TASK STATEMENT ▸ In the PCS statement on transfer values below, copy word for word the passage from "PCS surprised and" up to and including "choices they have.".

PCS surprised and disappointed at the pension's regulators recent

comments on ETV's


Pension Capital Strategies were surprised and disappointed at the pension's regulators recent comments on ETV's


11th December 2009, London:  Pension Capital Strategies Ltd (PCS) support the need for focus on Employee Transfer Values (ETVs) and the need to ensure appropriate practices. PCS agree with the Regulator that trustees should be vigilant and exercise careful scrutiny over transfer incentive exercises and that it is important that proper processes are put in place, including the provision of independent financial advice, to ensure that pension scheme members are properly informed about the choices they have.

However, Charles Cowling, Managing Director, PCS, says "We are disappointed with the Regulator's implication that transfer incentive exercises as a whole are inappropriate, rather than there are inappropriate practices that need to be stopped. We do not agree that 'Trustees should start from the presumption that such exercises and transfers are not in member interests'. Nor do we agree that 'the company's gain is likely to be the member's loss'. This simplistic view does not reflect the likely reality of the large majority of cases".

PCS believe there are many reasons why taking a fair and reasonable transfer value (which may or may not include a separate cash incentive) could be in member's interests. These will vary from case to case but can include one or more of the following:

  • A pension scheme member is going through a divorce, or is not married and wants to benefit from the value of a spouse's benefit included in the transfer value   
  • A pension scheme member wants more flexibility in how and when he / she draws their pension and in what form (i.e. early or late retirement, possibly with a different scale of pension increases)

EXTRACTED ENTRIES ▸
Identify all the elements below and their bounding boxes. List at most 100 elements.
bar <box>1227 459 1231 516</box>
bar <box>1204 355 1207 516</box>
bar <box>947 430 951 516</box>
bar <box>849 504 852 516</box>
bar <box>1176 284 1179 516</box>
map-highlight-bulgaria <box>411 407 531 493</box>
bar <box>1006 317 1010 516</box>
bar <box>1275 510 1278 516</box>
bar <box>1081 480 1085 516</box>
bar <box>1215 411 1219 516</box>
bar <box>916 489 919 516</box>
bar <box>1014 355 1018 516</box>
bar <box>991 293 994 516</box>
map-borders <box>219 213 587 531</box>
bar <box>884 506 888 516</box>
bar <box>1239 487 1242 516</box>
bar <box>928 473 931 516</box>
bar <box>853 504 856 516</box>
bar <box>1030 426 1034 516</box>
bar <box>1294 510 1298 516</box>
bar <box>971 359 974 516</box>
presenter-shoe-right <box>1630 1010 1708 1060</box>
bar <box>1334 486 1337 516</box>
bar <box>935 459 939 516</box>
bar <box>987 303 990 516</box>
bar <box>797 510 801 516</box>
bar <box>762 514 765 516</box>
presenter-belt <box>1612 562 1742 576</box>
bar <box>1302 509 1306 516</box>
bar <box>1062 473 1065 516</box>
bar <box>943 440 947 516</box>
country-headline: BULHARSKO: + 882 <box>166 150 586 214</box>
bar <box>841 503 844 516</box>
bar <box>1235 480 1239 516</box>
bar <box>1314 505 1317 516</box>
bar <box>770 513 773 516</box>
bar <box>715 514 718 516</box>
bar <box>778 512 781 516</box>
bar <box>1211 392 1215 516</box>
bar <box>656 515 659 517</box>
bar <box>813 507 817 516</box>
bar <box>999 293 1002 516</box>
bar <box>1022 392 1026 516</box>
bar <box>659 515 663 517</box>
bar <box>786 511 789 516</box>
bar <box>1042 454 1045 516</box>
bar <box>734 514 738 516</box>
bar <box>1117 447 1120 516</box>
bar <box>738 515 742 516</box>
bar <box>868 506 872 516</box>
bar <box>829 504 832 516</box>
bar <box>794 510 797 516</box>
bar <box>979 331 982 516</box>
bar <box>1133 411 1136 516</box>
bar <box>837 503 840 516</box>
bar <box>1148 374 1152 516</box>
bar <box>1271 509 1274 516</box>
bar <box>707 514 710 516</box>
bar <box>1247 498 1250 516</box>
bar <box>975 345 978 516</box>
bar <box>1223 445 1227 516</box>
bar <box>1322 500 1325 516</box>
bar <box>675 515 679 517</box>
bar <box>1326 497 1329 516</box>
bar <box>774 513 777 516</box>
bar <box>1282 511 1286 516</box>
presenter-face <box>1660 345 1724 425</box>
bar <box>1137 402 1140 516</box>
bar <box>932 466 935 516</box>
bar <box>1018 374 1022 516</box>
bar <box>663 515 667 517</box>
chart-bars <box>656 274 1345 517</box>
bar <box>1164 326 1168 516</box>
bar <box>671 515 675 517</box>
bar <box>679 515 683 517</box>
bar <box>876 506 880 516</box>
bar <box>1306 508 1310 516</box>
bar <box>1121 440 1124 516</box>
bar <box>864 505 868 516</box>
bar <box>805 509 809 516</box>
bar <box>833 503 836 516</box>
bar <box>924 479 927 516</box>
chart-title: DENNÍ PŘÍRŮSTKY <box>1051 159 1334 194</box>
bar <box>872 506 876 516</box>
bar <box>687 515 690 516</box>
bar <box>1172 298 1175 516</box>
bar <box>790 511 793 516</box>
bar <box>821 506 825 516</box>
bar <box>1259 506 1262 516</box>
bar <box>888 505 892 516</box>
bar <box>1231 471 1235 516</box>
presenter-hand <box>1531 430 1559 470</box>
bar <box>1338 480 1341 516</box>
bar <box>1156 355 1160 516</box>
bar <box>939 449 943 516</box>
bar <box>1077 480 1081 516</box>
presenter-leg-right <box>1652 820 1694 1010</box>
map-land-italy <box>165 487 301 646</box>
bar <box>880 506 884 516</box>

FULL OUTPUT ▸
PCS surprised and disappointed at the pension's regulators recent

comments on ETV's


Pension Capital Strategies were surprised and disappointed at the pension's regulators recent comments on ETV's


11th December 2009, London:  Pension Capital Strategies Ltd (PCS) support the need for focus on Employee Transfer Values (ETVs) and the need to ensure appropriate practices. PCS agree with the Regulator that trustees should be vigilant and exercise careful scrutiny over transfer incentive exercises and that it is important that proper processes are put in place, including the provision of independent financial advice, to ensure that pension scheme members are properly informed about the choices they have.